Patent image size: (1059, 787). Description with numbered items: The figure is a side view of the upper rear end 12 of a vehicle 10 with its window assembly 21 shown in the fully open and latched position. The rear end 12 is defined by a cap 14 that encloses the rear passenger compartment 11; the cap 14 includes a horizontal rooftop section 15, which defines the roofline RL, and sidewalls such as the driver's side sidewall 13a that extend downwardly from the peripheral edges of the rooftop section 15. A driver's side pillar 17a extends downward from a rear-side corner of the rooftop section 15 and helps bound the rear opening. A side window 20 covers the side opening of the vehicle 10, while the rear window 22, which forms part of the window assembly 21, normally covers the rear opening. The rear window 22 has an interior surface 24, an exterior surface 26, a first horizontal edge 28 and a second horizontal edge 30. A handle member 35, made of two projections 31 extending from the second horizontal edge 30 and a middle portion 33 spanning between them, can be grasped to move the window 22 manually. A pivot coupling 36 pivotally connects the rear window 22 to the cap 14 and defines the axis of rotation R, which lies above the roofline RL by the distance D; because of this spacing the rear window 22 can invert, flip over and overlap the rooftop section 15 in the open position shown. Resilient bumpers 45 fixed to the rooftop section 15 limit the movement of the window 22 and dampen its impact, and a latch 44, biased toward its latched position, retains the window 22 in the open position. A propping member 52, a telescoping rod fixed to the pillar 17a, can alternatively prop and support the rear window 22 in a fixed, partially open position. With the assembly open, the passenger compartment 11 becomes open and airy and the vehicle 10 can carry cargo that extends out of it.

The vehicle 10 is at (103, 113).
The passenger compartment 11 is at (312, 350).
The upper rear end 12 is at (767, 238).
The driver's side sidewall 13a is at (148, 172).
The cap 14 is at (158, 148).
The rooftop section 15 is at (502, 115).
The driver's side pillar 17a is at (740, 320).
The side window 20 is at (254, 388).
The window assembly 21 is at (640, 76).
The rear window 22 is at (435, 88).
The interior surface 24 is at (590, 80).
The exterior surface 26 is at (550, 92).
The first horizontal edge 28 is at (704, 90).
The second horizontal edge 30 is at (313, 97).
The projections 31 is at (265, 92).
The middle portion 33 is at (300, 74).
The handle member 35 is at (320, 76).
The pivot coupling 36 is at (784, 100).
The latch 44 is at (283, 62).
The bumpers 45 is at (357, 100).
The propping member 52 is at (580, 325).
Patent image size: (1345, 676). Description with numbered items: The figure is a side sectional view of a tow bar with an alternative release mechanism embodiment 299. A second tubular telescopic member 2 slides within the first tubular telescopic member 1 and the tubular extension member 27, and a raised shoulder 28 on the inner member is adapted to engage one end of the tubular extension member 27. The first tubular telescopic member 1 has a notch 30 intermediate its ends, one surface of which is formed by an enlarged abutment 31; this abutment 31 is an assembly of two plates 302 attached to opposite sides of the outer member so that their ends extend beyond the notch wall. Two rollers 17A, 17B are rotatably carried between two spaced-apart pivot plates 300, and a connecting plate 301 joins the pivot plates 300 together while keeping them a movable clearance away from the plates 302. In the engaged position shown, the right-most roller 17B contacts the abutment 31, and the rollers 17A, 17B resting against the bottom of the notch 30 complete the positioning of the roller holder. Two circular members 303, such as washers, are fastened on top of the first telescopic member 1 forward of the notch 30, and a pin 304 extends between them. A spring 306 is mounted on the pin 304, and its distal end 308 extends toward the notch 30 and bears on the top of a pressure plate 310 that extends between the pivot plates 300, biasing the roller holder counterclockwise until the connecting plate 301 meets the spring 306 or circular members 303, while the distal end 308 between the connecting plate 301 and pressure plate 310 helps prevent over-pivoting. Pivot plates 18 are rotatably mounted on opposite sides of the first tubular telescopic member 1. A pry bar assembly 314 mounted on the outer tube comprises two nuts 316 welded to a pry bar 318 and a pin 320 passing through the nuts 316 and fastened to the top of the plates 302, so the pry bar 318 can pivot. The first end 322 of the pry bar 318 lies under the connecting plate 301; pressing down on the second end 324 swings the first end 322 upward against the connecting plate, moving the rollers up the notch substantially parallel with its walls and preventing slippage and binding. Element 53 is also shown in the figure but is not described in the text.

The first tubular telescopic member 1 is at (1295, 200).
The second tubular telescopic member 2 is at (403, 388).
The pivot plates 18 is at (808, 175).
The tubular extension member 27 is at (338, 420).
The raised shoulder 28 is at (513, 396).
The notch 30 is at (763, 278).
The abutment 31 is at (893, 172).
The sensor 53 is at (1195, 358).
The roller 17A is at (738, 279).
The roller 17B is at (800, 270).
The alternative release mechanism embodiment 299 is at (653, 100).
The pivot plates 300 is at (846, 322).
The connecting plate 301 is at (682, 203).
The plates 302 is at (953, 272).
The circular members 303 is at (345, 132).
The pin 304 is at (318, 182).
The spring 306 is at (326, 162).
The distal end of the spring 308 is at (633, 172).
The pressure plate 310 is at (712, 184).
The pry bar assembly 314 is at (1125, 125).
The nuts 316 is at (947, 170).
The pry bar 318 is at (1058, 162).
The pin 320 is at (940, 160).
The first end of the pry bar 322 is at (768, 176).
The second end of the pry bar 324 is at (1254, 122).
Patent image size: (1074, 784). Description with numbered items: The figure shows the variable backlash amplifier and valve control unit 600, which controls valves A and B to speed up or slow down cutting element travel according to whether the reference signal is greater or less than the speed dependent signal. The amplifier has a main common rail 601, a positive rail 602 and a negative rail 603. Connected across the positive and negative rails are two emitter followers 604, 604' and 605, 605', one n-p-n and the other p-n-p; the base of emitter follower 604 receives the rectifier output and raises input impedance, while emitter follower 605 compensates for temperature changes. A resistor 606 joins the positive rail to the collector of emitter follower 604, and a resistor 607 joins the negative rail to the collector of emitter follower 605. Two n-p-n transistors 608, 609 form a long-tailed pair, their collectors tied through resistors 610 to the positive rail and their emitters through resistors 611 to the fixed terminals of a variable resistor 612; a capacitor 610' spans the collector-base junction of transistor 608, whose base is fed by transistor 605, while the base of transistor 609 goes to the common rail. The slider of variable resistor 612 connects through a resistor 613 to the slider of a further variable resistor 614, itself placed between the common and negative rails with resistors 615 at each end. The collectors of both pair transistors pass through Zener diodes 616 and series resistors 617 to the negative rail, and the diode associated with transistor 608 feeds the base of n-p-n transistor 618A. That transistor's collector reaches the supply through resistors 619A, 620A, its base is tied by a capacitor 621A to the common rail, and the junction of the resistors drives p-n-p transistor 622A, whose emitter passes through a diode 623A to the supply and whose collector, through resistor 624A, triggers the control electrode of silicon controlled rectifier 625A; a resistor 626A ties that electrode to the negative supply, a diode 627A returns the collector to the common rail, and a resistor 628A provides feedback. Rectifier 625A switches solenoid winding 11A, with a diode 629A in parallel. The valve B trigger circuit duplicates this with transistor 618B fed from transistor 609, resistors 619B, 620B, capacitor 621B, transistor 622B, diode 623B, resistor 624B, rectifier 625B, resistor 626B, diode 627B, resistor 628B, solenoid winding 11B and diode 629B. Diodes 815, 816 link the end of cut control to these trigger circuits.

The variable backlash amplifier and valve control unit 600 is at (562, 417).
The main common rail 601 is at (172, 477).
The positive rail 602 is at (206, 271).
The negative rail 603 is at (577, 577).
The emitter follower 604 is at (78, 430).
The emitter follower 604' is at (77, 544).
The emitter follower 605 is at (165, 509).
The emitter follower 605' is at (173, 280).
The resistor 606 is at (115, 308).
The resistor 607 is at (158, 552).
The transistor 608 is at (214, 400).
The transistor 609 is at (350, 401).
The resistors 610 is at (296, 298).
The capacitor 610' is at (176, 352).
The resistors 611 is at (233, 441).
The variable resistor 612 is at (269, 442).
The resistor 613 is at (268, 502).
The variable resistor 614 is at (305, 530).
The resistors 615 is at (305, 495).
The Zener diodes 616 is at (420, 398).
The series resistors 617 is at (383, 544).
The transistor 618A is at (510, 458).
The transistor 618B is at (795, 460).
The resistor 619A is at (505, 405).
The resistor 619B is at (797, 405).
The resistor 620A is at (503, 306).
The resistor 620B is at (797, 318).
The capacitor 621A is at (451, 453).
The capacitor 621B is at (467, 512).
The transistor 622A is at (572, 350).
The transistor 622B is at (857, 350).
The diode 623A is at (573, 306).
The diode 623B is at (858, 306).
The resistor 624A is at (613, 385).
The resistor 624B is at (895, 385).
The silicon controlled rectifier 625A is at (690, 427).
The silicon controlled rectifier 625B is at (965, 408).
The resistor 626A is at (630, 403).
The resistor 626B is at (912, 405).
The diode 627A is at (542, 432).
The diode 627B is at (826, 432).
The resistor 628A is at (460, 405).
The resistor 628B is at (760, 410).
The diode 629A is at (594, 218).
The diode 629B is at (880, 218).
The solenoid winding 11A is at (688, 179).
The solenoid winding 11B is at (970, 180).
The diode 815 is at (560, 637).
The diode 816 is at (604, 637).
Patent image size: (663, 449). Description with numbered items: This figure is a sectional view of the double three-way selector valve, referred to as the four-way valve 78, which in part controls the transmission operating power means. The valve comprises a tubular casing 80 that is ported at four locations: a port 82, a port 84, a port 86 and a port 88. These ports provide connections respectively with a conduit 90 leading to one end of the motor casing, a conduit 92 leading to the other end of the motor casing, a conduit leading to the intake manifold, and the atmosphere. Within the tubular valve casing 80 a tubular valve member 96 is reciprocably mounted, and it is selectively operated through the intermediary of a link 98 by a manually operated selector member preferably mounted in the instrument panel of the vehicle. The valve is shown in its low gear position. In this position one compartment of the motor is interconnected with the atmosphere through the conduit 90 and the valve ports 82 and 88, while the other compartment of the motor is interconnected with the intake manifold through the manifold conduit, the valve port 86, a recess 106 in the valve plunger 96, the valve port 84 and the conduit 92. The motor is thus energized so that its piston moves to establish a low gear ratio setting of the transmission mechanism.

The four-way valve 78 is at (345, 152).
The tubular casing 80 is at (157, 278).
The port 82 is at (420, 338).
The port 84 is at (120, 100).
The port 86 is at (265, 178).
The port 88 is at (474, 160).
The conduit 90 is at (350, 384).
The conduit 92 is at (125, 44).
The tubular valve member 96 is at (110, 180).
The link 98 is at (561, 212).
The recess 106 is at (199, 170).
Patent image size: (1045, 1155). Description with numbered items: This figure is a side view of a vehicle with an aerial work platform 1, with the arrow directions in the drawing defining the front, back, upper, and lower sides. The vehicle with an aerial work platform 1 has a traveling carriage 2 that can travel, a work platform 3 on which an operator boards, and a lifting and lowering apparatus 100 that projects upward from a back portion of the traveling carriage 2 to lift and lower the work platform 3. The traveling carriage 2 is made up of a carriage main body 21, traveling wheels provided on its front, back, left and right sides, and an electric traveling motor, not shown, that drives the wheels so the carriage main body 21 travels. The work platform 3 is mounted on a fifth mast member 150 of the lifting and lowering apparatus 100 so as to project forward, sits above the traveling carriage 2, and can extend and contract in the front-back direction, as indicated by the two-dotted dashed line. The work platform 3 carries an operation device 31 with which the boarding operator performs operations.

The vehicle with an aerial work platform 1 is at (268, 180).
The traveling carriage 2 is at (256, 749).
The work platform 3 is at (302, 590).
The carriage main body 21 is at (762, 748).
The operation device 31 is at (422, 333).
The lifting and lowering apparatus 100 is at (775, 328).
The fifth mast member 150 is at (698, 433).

▶ Requirements
How many lines of the data above contain the string "work"? Case matters. Give only the number.

▶ Task result
3